_Given task_:
Return all of the entries exactly, with nothing added or left out.
───── Records shown ─────
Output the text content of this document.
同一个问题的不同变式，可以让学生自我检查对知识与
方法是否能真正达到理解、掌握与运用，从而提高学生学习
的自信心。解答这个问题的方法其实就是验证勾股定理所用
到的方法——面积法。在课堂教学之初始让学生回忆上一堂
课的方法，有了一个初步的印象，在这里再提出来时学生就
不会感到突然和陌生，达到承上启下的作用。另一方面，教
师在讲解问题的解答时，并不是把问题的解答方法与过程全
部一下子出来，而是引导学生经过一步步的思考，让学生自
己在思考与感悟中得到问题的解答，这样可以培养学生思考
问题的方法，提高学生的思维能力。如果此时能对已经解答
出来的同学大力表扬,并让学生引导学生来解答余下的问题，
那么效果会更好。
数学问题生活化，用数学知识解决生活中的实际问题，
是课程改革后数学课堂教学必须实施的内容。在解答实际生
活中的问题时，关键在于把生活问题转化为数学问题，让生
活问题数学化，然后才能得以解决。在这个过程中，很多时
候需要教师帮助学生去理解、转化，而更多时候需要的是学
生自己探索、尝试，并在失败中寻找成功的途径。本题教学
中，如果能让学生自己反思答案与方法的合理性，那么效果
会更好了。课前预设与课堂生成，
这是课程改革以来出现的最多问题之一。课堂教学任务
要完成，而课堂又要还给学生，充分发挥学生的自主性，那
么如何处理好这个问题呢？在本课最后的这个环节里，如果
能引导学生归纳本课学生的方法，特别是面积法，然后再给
─────
_Exercise solution_:
Output the text content of this document.
同一个问题的不同变式，可以让学生自我检查对知识与
方法是否能真正达到理解、掌握与运用，从而提高学生学习
的自信心。解答这个问题的方法其实就是验证勾股定理所用
到的方法——面积法。在课堂教学之初始让学生回忆上一堂
课的方法，有了一个初步的印象，在这里再提出来时学生就
不会感到突然和陌生，达到承上启下的作用。另一方面，教
师在讲解问题的解答时，并不是把问题的解答方法与过程全
部一下子出来，而是引导学生经过一步步的思考，让学生自
己在思考与感悟中得到问题的解答，这样可以培养学生思考
问题的方法，提高学生的思维能力。如果此时能对已经解答
出来的同学大力表扬,并让学生引导学生来解答余下的问题，
那么效果会更好。
数学问题生活化，用数学知识解决生活中的实际问题，
是课程改革后数学课堂教学必须实施的内容。在解答实际生
活中的问题时，关键在于把生活问题转化为数学问题，让生
活问题数学化，然后才能得以解决。在这个过程中，很多时
候需要教师帮助学生去理解、转化，而更多时候需要的是学
生自己探索、尝试，并在失败中寻找成功的途径。本题教学
中，如果能让学生自己反思答案与方法的合理性，那么效果
会更好了。课前预设与课堂生成，
这是课程改革以来出现的最多问题之一。课堂教学任务
要完成，而课堂又要还给学生，充分发挥学生的自主性，那
么如何处理好这个问题呢？在本课最后的这个环节里，如果
能引导学生归纳本课学生的方法，特别是面积法，然后再给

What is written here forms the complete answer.